→ **Input rows**:
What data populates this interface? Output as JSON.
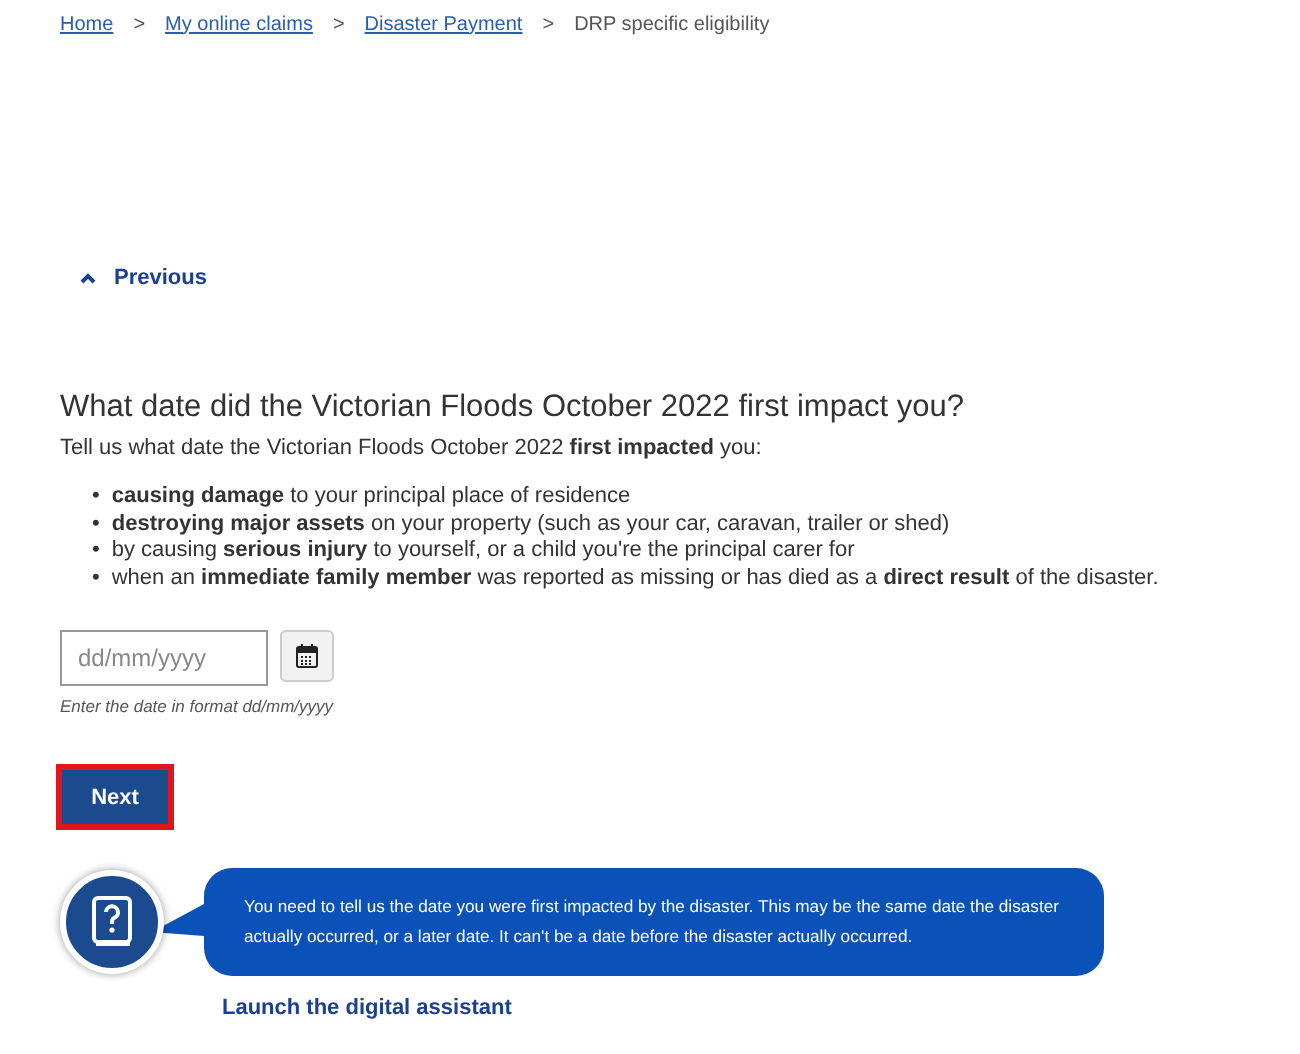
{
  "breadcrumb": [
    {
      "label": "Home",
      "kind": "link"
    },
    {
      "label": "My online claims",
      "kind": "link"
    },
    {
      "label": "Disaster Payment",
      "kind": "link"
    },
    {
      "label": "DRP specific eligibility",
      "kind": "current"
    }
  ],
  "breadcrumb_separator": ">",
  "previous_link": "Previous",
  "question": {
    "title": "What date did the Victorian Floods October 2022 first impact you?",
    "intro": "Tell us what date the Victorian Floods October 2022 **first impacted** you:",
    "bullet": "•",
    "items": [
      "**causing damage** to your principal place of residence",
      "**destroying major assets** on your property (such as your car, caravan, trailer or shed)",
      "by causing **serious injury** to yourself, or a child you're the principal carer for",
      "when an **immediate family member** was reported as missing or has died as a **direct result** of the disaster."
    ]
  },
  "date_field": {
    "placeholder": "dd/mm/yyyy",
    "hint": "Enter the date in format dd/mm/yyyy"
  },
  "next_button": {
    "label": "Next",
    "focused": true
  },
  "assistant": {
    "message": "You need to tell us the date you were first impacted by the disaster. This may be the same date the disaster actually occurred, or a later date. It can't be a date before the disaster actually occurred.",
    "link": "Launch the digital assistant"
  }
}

...

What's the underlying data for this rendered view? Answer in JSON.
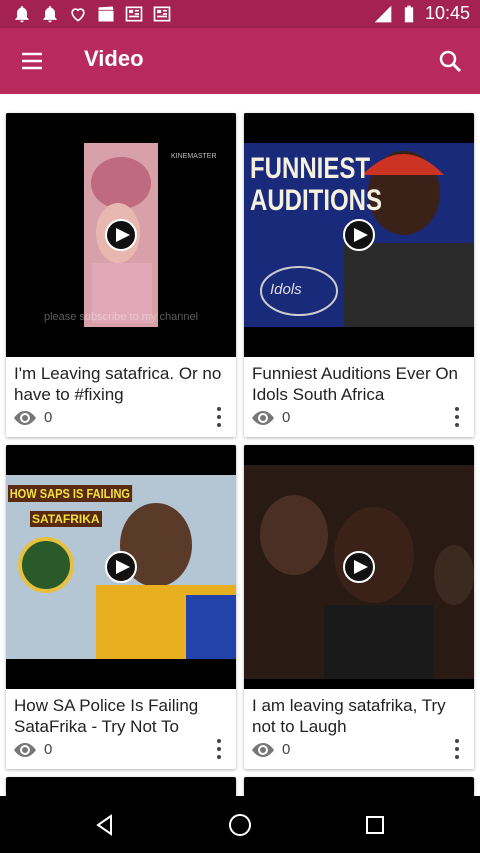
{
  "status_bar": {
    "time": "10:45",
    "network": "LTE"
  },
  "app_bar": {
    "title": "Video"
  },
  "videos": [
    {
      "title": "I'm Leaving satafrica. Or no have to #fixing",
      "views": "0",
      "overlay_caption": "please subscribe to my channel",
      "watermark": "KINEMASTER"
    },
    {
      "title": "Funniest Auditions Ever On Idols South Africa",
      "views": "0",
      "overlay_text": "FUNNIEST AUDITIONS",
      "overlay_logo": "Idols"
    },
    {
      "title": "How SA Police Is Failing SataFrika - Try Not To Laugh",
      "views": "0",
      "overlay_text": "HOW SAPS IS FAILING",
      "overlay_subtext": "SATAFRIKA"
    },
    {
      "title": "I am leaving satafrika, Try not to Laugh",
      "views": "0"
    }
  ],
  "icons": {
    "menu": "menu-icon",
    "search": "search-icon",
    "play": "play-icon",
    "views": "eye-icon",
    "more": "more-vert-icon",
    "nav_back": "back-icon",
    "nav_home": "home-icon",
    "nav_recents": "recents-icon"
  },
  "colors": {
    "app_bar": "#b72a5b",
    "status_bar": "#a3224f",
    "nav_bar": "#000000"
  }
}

→ **What is being asked**: Pull every line containing "impacted" from the material above.

→ **Answer to the problem**:
    "intro": "Tell us what date the Victorian Floods October 2022 **first impacted** you:",
    "message": "You need to tell us the date you were first impacted by the disaster. This may be the same date the disaster actually occurred, or a later date. It can't be a date before the disaster actually occurred.",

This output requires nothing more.